Your task
Pick out every line that holds the string "title" and copy it.

* Start Records for processing *

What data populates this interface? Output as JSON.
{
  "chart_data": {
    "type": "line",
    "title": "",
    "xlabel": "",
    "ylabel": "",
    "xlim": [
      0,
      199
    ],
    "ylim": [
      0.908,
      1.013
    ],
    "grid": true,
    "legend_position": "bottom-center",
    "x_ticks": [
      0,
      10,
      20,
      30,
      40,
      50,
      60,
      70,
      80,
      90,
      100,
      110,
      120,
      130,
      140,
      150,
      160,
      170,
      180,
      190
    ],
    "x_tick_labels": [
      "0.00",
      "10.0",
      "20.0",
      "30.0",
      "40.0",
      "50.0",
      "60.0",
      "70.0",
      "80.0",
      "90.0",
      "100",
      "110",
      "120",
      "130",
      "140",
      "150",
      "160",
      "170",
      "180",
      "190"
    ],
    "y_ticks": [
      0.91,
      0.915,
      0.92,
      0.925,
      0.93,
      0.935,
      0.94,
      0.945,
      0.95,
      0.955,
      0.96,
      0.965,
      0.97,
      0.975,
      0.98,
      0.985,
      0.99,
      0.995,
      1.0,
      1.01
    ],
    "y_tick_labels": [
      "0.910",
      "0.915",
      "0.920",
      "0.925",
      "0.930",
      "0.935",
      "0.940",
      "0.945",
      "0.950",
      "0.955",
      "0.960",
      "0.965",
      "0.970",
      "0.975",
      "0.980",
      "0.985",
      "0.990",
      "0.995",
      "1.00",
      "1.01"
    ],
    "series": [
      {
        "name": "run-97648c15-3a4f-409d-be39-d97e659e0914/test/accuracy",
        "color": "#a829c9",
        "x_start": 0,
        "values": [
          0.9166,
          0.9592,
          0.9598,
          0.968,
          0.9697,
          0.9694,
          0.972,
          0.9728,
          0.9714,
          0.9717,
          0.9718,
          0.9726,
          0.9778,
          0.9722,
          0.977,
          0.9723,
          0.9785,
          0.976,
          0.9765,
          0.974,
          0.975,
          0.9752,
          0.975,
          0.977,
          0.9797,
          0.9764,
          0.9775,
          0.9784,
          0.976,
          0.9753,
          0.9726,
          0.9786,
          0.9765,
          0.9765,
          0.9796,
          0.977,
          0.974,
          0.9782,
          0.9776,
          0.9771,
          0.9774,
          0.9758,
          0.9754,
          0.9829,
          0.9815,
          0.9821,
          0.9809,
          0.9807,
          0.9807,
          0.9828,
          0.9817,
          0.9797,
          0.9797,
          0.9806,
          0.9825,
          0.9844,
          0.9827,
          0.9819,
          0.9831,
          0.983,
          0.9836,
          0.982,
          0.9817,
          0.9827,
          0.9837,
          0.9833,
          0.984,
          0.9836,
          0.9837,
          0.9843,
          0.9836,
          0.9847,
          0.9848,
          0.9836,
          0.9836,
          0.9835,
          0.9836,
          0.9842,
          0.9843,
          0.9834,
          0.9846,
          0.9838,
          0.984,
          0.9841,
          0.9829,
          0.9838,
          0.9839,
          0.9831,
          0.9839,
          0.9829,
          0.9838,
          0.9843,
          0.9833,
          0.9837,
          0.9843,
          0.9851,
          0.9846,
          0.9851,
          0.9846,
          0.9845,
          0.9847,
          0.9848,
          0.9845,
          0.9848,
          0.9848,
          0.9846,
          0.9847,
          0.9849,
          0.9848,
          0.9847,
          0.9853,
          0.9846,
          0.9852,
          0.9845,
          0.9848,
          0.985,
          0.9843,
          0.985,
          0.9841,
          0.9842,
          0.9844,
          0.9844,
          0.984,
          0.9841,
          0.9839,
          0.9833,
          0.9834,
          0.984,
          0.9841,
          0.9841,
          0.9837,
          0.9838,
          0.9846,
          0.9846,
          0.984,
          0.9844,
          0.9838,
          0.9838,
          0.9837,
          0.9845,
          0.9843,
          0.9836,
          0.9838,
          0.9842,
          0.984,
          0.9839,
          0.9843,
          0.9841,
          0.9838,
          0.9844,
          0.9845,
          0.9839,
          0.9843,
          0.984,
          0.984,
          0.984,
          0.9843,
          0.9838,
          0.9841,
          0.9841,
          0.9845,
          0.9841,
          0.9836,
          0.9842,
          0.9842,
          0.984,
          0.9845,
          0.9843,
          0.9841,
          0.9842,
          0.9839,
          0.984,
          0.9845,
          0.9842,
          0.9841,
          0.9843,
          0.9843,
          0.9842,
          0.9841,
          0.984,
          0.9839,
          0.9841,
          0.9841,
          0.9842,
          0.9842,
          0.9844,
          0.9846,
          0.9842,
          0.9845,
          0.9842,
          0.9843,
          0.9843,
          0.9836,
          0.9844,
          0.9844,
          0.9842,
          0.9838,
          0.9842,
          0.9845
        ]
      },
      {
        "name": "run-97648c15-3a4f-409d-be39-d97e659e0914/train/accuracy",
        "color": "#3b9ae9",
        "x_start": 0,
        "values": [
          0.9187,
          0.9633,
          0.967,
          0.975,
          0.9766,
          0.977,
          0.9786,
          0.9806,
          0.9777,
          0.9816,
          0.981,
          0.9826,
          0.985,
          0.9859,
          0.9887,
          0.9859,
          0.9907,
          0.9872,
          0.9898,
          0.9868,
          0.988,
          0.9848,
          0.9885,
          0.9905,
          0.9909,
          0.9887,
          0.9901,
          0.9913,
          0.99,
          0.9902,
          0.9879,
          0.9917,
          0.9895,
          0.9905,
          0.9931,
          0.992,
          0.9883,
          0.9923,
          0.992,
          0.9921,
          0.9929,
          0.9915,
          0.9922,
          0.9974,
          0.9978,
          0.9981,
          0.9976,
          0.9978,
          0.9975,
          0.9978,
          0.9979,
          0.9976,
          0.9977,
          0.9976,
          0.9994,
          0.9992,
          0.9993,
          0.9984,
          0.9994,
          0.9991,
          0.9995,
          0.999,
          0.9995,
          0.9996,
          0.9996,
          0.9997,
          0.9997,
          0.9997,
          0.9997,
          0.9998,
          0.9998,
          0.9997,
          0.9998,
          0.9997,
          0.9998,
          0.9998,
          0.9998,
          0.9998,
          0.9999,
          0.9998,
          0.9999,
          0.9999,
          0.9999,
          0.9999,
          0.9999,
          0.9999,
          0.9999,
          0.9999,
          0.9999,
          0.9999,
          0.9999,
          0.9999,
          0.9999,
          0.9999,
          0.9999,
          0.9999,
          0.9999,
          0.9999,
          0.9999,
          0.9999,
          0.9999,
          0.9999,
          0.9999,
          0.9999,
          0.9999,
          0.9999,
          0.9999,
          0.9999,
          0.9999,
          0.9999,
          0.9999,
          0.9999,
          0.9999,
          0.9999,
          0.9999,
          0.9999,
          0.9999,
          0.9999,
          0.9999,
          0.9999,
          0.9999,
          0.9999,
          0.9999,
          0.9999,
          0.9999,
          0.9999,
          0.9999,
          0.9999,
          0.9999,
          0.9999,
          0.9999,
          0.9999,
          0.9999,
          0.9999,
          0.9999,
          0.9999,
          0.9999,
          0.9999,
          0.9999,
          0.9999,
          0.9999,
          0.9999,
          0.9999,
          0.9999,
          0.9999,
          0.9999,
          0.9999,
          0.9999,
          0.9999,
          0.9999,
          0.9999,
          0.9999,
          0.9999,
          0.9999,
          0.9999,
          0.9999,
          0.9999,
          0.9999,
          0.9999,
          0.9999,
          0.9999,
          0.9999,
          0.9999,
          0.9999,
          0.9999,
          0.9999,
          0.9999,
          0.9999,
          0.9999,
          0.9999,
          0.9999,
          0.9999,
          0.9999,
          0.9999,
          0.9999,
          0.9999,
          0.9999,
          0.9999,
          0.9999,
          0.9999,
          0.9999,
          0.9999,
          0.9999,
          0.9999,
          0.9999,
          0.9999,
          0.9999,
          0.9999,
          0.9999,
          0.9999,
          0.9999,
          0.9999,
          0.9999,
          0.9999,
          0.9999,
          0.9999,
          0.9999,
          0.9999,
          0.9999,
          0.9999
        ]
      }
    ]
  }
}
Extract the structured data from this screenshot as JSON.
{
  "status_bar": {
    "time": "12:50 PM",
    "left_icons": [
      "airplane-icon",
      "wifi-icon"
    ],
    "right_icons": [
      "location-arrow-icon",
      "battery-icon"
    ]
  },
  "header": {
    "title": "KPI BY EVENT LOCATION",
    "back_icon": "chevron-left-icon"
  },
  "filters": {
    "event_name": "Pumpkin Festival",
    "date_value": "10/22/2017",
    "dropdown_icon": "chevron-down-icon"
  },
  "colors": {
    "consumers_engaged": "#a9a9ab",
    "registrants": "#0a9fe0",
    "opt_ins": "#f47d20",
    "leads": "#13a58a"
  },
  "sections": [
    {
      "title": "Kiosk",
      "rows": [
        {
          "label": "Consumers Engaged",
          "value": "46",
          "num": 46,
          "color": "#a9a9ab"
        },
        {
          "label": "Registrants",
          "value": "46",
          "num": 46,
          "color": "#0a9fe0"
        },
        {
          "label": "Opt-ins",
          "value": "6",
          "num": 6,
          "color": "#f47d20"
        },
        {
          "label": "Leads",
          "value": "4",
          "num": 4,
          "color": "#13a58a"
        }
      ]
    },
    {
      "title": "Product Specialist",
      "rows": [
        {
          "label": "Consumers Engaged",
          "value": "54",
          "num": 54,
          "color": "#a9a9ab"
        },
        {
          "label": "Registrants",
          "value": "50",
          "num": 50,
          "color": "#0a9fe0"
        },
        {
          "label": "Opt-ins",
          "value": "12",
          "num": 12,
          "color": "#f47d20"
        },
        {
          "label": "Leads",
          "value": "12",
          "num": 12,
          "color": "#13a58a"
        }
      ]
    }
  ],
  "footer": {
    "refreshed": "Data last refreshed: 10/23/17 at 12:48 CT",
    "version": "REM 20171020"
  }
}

* End Records for processing *

Response
    "title": "",
    "title": "KPI BY EVENT LOCATION",
      "title": "Kiosk",
      "title": "Product Specialist",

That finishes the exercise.